◆ PASSAGE PROVIDED ◆
───
From: "James O. D. Hunt" <jamesodhunt@gmail.com>

Improved the `getopt(3)` man page in the following ways:

1) Defined the existing term "legitimate option character".
2) Added an additional NOTE stressing that arguments are parsed in strict
   order and the implications of this when numeric options are utilised.
3) Added a new WARNINGS section that alerts the reader to the fact they
   should:
   - Validate all option argument.
   - Take care if mixing numeric options and arguments accepting numeric
     values.

Signed-off-by: James O. D. Hunt <jamesodhunt@gmail.com>
Bugzilla: <https://bugzilla.kernel.org/show_bug.cgi?id=212887>
---

I'm only forwarding the patch to the list to better discuss it.

 man3/getopt.3 | 59 ++++++++++++++++++++++++++++++++++++++++++++++++++-
 1 file changed, 58 insertions(+), 1 deletion(-)

diff --git a/man3/getopt.3 b/man3/getopt.3
index 921e747f8..ec3a5640f 100644
--- a/man3/getopt.3
+++ b/man3/getopt.3
@@ -125,7 +125,13 @@ Then \fIoptind\fP is the index in \fIargv\fP of the first
 \fIargv\fP-element that is not an option.
 .PP
 .I optstring
-is a string containing the legitimate option characters.
+is a string containing the legitimate option characters. A legitimate
+option character is any visible one byte
+.BR ascii (7)
+character (for which
+.BR isgraph (3)
+would return nonzero) that is not the null byte (\(aq\e0\(aq),
+dash (\(aq-\(aq) or colon (\(aq:\(aq).
 If such a
 character is followed by a colon, the option requires an argument, so
 .BR getopt ()
@@ -402,6 +408,22 @@ routine that rechecks
 .B POSIXLY_CORRECT
 and checks for GNU extensions in
 .IR optstring .)
+
+Command-line arguments are parsed in strict order meaning that an option requiring
+an argument will consume the next argument, regardless of whether that
+argument is the correctly specified option argument or simply the next option
+(in the scenario the user mis-specifies the command-line). For example, if
+.IR optstring
+is specified as "1n:"
+and the user incorrectly specifies the command-line arguments as
+\(aqprog\ -n\ -1\(aq, the
+.IR \-n
+option will be given the
+.BR optarg
+value \(aq\-1\(aq, and the
+.IR \-1
+option will be considered to have not been specified.
+
 .SH EXAMPLES
 .SS getopt()
 The following trivial example program uses
@@ -542,6 +564,41 @@ main(int argc, char **argv)
     exit(EXIT_SUCCESS);
 }
 .EE
+
+.SH WARNINGS
+Since
+.BR getopt ()
+allows users to provide values to the program, every care should be taken to
+validate every option value specified by the user calling the program.
+.BR getopt ()
+itself provides no validation so the programmer should perform boundary value
+checks on
+.ft I
+every
+.ft
+argument to minimise the risk of bad input data being accepted by the program.
───
◆ RECORDS SUPPLIED ◆

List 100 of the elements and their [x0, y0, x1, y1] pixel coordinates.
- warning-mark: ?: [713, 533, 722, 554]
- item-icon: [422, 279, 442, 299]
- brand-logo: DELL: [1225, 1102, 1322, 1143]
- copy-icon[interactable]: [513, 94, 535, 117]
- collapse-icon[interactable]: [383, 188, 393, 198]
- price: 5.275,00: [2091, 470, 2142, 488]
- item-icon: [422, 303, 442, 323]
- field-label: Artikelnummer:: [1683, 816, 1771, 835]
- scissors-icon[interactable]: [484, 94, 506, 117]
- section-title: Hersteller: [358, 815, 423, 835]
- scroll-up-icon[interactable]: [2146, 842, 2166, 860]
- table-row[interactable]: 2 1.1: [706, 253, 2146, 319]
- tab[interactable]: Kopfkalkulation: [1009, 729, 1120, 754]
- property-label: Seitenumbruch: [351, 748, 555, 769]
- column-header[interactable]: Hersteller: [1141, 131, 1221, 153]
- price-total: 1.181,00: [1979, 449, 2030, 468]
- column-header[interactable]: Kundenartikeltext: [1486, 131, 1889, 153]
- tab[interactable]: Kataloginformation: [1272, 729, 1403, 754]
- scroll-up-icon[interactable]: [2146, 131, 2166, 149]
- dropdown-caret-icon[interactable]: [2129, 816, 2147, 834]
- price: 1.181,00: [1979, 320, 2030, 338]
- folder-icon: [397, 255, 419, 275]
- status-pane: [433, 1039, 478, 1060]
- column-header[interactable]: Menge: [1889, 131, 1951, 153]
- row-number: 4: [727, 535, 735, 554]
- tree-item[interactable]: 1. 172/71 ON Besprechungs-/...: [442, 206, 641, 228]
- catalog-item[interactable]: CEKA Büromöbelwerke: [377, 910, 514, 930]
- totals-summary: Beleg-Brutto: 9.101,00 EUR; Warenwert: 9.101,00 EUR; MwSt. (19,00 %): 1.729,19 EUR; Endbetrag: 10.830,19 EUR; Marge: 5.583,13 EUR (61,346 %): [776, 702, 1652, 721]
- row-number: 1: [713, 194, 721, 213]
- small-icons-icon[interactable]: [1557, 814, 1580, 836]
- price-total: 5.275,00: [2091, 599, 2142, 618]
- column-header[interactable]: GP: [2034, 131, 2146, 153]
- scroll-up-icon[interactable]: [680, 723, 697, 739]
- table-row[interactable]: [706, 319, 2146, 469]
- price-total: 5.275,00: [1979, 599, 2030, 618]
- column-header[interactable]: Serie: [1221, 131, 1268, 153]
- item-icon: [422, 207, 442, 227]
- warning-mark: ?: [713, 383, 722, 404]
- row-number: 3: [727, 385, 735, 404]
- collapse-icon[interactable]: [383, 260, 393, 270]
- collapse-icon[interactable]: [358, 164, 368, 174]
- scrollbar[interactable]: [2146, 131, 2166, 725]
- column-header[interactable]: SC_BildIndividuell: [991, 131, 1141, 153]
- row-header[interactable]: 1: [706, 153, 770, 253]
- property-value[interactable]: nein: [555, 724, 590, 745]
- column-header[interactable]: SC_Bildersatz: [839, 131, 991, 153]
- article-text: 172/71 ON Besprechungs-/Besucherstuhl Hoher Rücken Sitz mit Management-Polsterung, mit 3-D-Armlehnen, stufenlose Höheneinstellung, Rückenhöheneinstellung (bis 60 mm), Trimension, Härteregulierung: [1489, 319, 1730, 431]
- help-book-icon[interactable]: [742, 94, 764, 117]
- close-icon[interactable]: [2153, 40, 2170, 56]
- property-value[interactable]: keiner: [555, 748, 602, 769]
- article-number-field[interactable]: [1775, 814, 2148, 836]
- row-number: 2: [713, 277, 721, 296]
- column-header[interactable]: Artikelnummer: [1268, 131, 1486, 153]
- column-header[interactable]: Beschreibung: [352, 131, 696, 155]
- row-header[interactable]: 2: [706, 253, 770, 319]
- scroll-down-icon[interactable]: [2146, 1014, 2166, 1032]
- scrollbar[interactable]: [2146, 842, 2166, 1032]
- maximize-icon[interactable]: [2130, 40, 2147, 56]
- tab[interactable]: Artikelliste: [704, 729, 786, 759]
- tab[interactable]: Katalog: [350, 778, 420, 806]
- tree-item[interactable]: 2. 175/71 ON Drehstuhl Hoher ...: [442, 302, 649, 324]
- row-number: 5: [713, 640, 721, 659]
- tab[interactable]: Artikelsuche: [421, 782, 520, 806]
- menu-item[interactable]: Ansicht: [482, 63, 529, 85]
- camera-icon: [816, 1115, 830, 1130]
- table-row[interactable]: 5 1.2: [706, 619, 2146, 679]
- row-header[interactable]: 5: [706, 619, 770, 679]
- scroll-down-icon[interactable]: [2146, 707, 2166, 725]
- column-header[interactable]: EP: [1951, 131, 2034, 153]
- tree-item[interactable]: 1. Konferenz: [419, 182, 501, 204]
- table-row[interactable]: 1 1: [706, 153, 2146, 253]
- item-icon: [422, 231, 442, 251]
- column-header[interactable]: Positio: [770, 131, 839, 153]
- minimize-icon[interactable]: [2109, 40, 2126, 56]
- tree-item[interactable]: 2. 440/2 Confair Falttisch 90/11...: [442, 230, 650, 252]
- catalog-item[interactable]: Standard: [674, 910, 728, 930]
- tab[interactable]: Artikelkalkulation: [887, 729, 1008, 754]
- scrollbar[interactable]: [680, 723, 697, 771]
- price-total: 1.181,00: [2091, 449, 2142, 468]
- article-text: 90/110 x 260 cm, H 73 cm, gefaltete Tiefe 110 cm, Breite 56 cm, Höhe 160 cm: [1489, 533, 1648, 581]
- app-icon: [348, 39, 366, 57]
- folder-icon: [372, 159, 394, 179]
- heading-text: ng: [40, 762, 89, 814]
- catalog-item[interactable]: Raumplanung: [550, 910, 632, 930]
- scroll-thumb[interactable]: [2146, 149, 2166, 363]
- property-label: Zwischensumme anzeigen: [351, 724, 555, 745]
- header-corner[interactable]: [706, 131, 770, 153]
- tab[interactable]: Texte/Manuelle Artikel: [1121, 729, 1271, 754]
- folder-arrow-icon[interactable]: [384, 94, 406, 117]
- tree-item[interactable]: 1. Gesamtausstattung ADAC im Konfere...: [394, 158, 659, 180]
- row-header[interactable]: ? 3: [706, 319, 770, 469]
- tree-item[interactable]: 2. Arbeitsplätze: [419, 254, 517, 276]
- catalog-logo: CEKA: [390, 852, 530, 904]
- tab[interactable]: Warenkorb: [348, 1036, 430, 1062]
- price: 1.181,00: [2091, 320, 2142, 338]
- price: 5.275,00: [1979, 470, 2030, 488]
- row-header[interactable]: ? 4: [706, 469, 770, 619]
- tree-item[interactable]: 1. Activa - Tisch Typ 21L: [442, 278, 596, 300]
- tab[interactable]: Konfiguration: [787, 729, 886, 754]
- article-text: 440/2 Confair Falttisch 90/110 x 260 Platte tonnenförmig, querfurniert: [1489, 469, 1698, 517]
───
◆ JOB A ◆
Reproduce the part of the getopt man page patch above that opens with the words containing "2) Added an" and closes with "better discuss it.".
◆ JOB B ◆
Does the getopt man page patch above agree with each of these statements? Answer yes or no for each, quoting the words that decide it. (i) The patch adds a new WARNINGS section to the man page. (ii) The patch changes more than one file. (iii) getopt() validates the option values it receives.
◆ JOB C ◆
Pick up the getopt man page patch above from where it stops and continue it.

◆ TASK OUTPUT A ◆
2) Added an additional NOTE stressing that arguments are parsed in strict
   order and the implications of this when numeric options are utilised.
3) Added a new WARNINGS section that alerts the reader to the fact they
   should:
   - Validate all option argument.
   - Take care if mixing numeric options and arguments accepting numeric
     values.

Signed-off-by: James O. D. Hunt <jamesodhunt@gmail.com>
Bugzilla: <https://bugzilla.kernel.org/show_bug.cgi?id=212887>
---

I'm only forwarding the patch to the list to better discuss it.

◆ TASK OUTPUT B ◆
(i) Yes: "Added a new WARNINGS section"
(ii) No: "1 file changed"
(iii) No: "itself provides no validation"

◆ TASK OUTPUT C ◆
+String values should be checked to ensure they are not empty (unless
+permitted), sanitized appropriately and that internal buffers used to
+store the string values returned in \fIoptarg\fP are large enough to hold
+pathologically long values. Numeric values should be verified to ensure they
+are within the expected permissible range of values.
+
+Further, since
+.BR getopt ()
+can handle numeric options (such as \(aq-1\(aq or \(aq-2 foo\(aq), care should be
+taken when writing  a program that accepts both a numeric flag option and an option
+accepting a numeric argument. Specifically, the program should sanity check the numeric
+\fIoptarg\fP value carefully to protect against the case where a user
+mis-specifies the command-line which chould result in a numeric option flag
+being specified as the \fIoptarg\fP value for the numeric option by mistake.
+For example, if
+.IR optstring
+is specified as "1n:" and the \(aqn\(aq option accepts a numeric value, if the
+command-line is specified accidentally as \(aqprog\ -n\ -1\(aq, care needs to
+be taken to ensure the program does not try to convert the \(aq-1\(aq passed
+to the \(aqn\(aq option into an unsigned numeric value since that would result
+in it being set to the largest possible integer value for the type used to
+encode it.
 .SH SEE ALSO
 .BR getopt (1),
 .BR getsubopt (3)
-- 
2.31.0


^ permalink raw reply related	[flat|nested] 4+ messages in thread

* Re: [BUG 212887] [PATCH] getopt.3: Clarify behaviour
  2021-04-30 20:00 [BUG 212887] [PATCH] getopt.3: Clarify behaviour Alejandro Colomar
@ 2021-04-30 20:37 ` Alejandro Colomar (man-pages)
  2021-05-01 19:41   ` [BUG 212887] [PATCH v2] " Alejandro Colomar
  0 siblings, 1 reply; 4+ messages in thread
From: Alejandro Colomar (man-pages) @ 2021-04-30 20:37 UTC (permalink / raw)
  To: James O. D. Hunt; +Cc: bugzilla-daemon, linux-man

Hi James,

Thanks for documenting that!
Please see some comments below.

Thanks,

Alex

On 4/30/21 10:00 PM, Alejandro Colomar wrote:
> From: "James O. D. Hunt" <jamesodhunt@gmail.com>
> 
> Improved the `getopt(3)` man page in the following ways:
> 
> 1) Defined the existing term "legitimate option character".
> 2) Added an additional NOTE stressing that arguments are parsed in strict
>    order and the implications of this when numeric options are utilised.
> 3) Added a new WARNINGS section that alerts the reader to the fact they
>    should:
>    - Validate all option argument.
>    - Take care if mixing numeric options and arguments accepting numeric
>      values.
> 
> Signed-off-by: James O. D. Hunt <jamesodhunt@gmail.com>
> Bugzilla: <https://bugzilla.kernel.org/show_bug.cgi?id=212887>
> ---
> 
> I'm only forwarding the patch to the list to better discuss it.
> 
>  man3/getopt.3 | 59 ++++++++++++++++++++++++++++++++++++++++++++++++++-
>  1 file changed, 58 insertions(+), 1 deletion(-)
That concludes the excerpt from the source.